[Records]
## begin

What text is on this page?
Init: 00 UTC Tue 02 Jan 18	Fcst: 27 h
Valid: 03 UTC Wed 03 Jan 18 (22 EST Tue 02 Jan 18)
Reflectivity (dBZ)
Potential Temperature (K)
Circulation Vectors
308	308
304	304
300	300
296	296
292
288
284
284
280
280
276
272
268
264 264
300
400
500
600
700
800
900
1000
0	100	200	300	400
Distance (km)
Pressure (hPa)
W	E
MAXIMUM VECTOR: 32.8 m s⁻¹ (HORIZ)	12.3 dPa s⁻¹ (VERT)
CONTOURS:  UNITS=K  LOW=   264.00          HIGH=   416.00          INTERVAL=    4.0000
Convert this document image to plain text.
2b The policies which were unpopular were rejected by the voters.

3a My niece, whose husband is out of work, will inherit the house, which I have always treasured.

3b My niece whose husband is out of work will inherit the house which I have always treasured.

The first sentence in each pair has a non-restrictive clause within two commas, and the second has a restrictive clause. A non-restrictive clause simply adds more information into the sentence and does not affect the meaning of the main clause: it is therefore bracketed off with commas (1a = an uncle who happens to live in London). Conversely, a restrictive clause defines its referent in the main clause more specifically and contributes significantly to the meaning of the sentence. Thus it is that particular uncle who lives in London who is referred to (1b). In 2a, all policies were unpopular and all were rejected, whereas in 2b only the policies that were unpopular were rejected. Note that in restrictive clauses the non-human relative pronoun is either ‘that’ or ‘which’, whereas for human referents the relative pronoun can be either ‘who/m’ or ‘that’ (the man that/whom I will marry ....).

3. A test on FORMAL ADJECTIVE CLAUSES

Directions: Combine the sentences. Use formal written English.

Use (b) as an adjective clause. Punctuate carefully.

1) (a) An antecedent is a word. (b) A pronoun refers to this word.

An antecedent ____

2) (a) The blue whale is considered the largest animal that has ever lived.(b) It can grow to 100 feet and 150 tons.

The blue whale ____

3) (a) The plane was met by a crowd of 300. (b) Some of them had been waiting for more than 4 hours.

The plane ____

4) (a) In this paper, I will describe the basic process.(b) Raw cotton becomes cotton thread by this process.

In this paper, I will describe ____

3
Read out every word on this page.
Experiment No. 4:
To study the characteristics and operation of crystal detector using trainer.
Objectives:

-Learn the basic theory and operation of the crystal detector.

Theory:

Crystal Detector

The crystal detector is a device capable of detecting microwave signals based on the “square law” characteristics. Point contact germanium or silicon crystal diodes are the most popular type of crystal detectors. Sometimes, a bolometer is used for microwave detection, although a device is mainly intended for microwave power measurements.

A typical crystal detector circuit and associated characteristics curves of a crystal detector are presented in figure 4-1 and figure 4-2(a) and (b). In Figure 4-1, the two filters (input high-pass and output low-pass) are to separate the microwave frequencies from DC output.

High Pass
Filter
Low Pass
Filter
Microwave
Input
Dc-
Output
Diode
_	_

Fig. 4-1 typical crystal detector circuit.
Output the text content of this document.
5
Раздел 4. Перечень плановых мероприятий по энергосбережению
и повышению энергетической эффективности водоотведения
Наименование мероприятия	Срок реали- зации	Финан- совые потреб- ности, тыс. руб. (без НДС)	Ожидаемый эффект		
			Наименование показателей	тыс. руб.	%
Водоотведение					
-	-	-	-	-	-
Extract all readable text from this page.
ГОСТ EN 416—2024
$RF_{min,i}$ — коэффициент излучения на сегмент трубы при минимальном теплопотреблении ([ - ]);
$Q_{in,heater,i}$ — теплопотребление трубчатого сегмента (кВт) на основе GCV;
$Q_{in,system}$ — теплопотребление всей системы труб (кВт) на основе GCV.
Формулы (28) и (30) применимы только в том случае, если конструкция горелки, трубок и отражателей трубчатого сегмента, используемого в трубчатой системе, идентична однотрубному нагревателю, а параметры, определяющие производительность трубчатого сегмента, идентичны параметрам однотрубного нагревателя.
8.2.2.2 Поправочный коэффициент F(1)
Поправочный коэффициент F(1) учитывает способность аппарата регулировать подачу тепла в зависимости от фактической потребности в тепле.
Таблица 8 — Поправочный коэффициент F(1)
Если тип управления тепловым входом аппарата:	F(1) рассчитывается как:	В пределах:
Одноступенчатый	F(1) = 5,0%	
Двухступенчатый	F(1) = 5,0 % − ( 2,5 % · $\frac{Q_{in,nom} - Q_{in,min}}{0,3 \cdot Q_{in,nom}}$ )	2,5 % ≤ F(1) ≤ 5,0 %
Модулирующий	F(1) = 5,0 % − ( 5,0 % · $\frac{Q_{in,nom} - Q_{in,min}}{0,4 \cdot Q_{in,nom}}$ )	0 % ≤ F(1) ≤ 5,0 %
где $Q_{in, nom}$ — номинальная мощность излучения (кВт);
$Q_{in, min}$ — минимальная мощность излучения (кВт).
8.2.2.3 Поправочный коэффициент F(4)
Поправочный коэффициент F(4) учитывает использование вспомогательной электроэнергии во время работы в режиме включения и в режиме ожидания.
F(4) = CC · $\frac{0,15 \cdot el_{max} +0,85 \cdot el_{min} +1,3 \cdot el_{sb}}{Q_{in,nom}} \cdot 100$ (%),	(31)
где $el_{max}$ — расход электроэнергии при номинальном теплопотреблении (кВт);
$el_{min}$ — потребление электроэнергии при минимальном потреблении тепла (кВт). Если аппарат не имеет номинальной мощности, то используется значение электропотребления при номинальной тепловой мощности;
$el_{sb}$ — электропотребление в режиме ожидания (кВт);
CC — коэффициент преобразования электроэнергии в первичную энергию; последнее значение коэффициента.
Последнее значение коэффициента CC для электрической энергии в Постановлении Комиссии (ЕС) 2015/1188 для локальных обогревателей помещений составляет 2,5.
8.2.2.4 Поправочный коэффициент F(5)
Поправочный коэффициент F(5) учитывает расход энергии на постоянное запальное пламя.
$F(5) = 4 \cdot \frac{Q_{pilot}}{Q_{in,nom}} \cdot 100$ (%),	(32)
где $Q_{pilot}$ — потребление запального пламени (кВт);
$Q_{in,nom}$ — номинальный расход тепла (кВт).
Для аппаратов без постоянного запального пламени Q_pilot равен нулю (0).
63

## end

> Task requirements
Going through the entries above, report how many lines include the string "paper". The number alone is the answer.

> Solution
2